- WRITTEN REQUEST -
Rewrite the rows starting at the line that has "UI element localization: list" and ending after the line that has "131, 808, 1223]", changing "bbox" to "bounding box" and keeping everything else the same.

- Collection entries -
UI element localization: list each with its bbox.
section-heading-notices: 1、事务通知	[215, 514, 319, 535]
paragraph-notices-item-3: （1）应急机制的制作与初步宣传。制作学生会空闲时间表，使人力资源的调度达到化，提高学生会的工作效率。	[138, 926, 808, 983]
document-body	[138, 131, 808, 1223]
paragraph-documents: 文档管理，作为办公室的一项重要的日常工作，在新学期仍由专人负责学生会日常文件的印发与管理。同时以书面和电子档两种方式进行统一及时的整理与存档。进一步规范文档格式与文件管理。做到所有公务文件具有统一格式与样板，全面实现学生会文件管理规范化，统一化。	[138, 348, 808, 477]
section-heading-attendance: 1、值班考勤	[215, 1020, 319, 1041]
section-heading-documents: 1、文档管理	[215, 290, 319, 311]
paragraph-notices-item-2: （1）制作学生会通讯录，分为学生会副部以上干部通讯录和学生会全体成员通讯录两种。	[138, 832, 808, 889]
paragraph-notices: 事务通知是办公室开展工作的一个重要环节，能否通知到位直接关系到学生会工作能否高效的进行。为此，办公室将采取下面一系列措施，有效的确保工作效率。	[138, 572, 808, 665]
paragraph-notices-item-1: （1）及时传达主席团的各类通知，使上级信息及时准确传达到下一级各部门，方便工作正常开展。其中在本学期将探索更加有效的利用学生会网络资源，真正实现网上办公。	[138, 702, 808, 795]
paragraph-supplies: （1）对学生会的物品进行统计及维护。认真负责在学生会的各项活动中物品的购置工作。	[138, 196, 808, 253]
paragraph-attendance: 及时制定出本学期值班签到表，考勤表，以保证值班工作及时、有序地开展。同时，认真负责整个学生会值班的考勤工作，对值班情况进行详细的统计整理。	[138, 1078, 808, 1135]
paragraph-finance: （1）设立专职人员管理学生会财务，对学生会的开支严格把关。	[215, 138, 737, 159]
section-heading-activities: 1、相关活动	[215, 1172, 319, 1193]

---

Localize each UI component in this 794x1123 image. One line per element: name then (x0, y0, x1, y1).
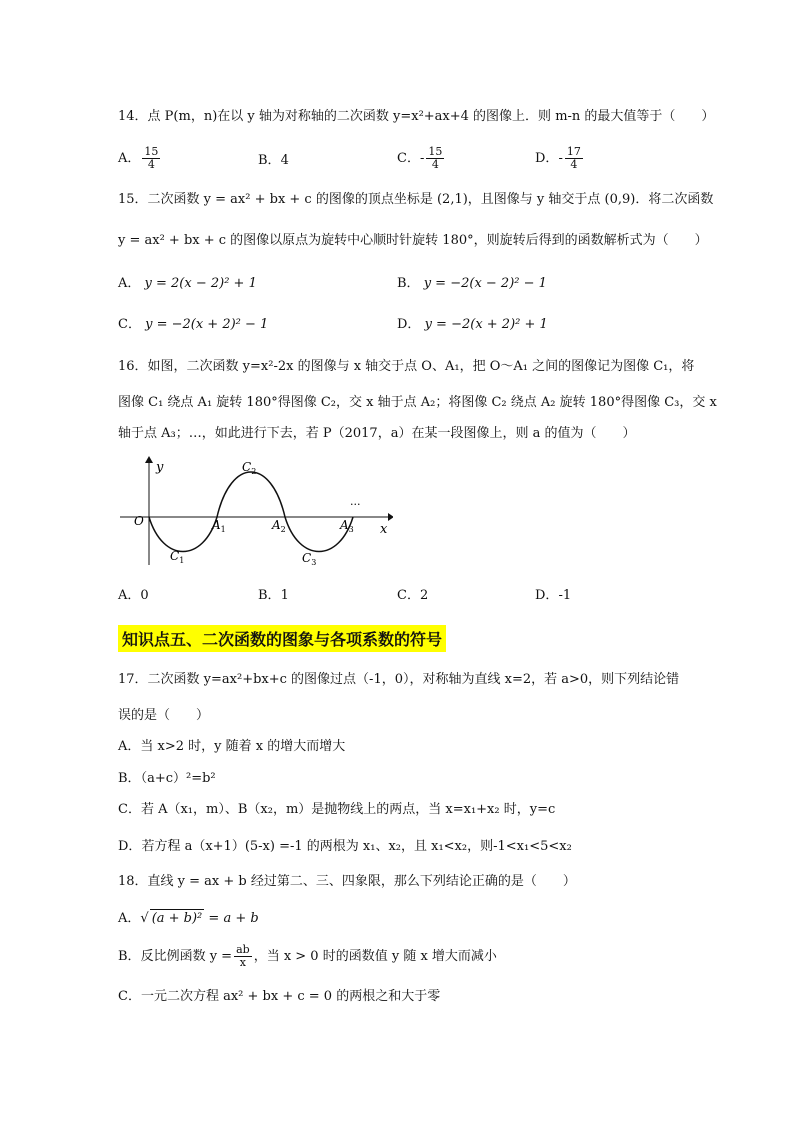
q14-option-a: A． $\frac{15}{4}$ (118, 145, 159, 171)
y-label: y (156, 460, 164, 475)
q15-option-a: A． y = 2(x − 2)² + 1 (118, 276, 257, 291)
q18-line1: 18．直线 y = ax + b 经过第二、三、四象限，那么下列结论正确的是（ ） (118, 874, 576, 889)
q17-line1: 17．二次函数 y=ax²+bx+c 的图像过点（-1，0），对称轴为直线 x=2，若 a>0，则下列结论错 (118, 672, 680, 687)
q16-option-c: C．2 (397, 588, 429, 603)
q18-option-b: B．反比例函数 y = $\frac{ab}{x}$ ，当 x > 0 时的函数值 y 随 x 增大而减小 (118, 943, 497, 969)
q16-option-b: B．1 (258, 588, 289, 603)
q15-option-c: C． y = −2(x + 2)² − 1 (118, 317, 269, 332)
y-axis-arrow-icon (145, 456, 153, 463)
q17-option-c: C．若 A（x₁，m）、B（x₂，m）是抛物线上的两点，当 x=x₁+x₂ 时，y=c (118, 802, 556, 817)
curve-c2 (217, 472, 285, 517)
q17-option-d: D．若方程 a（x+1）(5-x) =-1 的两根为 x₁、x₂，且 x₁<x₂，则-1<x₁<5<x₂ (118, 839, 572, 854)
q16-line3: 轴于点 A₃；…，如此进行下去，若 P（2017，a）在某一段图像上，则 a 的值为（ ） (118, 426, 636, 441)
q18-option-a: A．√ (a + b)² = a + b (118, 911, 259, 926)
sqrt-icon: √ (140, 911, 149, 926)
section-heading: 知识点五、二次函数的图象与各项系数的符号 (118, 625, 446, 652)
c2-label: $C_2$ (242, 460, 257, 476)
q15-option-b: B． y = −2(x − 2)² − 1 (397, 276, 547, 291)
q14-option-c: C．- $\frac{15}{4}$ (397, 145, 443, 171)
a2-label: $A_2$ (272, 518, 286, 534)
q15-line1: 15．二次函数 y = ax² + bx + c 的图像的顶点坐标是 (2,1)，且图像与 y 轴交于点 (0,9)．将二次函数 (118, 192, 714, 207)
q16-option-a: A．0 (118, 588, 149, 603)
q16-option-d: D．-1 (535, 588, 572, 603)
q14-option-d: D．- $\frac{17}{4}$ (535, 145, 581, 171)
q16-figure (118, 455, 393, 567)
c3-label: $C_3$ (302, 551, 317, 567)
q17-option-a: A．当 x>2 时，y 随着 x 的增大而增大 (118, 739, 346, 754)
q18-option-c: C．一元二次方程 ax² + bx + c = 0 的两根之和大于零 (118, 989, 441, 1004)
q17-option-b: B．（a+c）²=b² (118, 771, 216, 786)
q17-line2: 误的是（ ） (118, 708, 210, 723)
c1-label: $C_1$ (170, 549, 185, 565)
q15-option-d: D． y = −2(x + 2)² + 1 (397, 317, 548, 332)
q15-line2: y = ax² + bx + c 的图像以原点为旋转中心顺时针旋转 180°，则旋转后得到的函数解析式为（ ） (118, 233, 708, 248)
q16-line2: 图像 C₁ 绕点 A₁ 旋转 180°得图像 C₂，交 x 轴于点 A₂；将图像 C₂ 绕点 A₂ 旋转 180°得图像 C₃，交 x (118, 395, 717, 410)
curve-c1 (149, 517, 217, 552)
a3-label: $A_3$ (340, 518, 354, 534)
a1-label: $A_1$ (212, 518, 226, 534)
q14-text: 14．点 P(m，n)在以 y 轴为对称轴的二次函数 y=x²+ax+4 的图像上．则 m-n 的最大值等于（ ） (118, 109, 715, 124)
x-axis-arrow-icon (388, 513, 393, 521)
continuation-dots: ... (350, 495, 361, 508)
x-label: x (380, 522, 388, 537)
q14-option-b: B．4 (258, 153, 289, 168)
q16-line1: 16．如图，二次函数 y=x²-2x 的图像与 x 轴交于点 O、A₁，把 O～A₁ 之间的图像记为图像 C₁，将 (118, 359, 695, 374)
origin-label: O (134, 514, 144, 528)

- RESULT OF THE EXERCISE -
UI element localization: list each with its bounding box.
section-heading-notices: 1、事务通知	[215, 514, 319, 535]
paragraph-notices-item-3: （1）应急机制的制作与初步宣传。制作学生会空闲时间表，使人力资源的调度达到化，提高学生会的工作效率。	[138, 926, 808, 983]
document-body	[138, 131, 808, 1223]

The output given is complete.